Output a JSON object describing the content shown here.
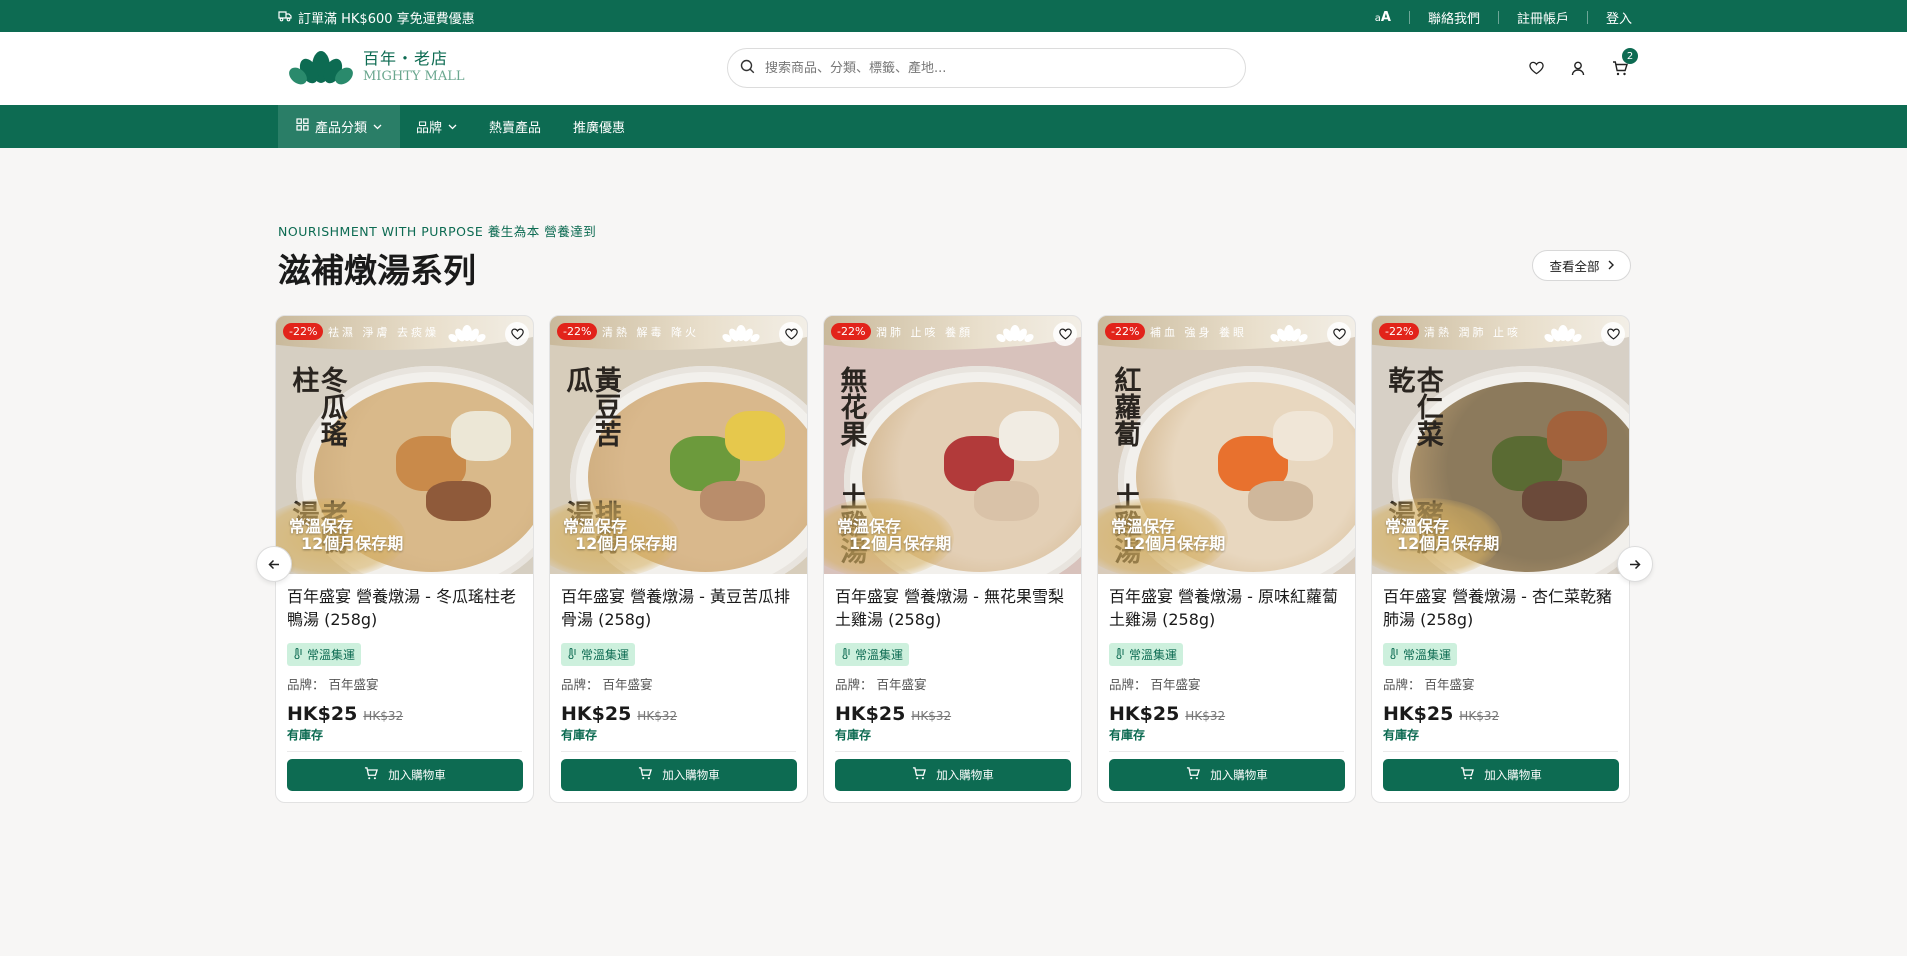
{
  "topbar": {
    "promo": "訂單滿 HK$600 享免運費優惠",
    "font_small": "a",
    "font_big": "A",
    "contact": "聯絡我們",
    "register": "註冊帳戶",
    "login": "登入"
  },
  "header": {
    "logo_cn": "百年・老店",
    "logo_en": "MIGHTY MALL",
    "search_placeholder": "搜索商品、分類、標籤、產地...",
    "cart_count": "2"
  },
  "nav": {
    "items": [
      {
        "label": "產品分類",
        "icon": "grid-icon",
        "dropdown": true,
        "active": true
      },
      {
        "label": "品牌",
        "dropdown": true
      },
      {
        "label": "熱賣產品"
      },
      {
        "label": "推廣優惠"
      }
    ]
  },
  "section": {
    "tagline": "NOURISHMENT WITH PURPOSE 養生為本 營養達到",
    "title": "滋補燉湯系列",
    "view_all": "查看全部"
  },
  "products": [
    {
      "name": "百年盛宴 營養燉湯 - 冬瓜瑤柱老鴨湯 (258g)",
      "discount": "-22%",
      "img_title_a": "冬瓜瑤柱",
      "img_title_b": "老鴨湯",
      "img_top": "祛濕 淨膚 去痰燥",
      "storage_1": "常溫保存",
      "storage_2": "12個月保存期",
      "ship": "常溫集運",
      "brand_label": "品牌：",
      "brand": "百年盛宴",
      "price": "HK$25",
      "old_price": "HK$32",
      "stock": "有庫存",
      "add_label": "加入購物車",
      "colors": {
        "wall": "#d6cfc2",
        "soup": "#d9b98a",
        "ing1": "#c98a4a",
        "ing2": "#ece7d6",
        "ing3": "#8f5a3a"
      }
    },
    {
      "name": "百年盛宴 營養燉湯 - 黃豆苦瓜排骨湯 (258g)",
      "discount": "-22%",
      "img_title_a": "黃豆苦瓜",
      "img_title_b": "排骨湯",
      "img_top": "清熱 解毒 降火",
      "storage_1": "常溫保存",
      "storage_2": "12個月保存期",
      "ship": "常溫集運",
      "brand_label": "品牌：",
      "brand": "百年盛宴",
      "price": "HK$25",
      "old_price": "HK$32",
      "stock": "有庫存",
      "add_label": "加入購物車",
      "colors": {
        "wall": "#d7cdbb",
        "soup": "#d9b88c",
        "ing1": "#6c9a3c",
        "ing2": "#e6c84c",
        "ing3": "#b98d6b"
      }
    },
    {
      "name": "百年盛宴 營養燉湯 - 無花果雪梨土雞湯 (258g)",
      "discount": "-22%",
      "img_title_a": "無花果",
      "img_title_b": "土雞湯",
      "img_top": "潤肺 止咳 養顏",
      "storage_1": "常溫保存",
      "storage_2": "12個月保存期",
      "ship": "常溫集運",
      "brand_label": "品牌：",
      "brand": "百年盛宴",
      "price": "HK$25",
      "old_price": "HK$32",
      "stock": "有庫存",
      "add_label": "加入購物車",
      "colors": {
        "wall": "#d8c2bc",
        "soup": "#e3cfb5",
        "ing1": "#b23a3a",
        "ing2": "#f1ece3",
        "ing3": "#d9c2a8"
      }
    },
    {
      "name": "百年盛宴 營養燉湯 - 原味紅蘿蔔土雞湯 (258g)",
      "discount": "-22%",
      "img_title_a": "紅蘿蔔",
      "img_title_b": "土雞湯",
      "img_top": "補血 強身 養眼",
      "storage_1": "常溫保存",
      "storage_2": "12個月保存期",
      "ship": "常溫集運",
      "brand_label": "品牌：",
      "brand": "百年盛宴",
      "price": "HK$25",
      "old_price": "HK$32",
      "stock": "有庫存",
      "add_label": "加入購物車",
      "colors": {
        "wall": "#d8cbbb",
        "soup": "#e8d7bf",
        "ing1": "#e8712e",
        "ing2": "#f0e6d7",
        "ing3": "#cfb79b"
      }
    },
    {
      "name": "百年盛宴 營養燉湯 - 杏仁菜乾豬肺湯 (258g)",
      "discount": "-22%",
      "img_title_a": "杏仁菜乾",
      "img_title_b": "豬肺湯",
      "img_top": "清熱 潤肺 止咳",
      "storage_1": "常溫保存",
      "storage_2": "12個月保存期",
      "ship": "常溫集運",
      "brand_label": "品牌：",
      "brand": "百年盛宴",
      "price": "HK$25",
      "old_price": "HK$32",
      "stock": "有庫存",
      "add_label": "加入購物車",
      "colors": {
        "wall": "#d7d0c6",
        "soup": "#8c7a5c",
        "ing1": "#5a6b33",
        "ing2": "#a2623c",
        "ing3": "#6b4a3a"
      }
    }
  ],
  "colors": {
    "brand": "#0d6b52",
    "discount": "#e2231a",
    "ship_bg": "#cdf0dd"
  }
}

...

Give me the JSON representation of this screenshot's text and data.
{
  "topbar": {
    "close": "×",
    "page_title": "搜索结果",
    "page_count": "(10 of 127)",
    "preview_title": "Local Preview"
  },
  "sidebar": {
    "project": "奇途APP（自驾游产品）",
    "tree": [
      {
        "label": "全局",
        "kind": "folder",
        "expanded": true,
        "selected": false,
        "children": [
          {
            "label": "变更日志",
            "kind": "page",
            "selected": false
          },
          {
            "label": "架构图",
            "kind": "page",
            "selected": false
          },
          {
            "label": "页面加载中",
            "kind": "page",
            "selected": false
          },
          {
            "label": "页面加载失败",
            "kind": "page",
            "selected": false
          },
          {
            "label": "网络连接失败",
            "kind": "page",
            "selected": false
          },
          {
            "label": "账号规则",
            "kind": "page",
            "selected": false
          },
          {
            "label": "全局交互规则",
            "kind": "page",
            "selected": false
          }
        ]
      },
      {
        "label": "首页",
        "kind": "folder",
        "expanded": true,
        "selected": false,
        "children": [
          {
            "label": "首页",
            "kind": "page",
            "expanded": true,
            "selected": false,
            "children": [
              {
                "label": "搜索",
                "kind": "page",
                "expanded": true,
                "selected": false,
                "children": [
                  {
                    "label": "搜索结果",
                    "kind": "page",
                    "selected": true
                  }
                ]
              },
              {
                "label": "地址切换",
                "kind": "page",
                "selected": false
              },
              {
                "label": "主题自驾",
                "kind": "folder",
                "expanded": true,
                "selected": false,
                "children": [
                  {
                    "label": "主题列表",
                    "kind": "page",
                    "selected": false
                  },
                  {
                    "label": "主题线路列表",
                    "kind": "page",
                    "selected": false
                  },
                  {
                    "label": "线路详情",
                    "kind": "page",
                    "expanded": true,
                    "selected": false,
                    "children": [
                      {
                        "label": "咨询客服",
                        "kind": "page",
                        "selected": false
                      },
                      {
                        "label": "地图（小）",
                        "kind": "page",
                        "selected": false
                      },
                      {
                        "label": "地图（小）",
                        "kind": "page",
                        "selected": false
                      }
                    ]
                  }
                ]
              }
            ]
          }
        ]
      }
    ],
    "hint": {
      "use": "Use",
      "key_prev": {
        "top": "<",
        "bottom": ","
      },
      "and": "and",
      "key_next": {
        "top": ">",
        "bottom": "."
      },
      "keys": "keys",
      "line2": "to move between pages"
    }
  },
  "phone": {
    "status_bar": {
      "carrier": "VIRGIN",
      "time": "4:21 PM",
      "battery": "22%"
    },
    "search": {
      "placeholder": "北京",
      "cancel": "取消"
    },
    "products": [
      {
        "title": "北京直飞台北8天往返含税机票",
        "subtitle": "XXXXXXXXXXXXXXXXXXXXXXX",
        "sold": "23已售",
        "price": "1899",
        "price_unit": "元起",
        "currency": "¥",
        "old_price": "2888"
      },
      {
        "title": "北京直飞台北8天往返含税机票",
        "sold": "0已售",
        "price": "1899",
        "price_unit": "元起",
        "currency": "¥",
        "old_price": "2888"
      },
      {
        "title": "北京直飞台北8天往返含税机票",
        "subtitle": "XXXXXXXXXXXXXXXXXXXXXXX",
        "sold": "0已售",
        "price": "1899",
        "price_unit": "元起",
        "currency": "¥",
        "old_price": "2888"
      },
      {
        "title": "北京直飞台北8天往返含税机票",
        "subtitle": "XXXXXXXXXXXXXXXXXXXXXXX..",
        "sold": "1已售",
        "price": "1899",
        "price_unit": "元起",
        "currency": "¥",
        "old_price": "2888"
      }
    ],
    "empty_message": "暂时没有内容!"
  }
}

__INSTRUCTION__:
Give only the number of lines in the data that include the string "wall".

__REPLY__:
5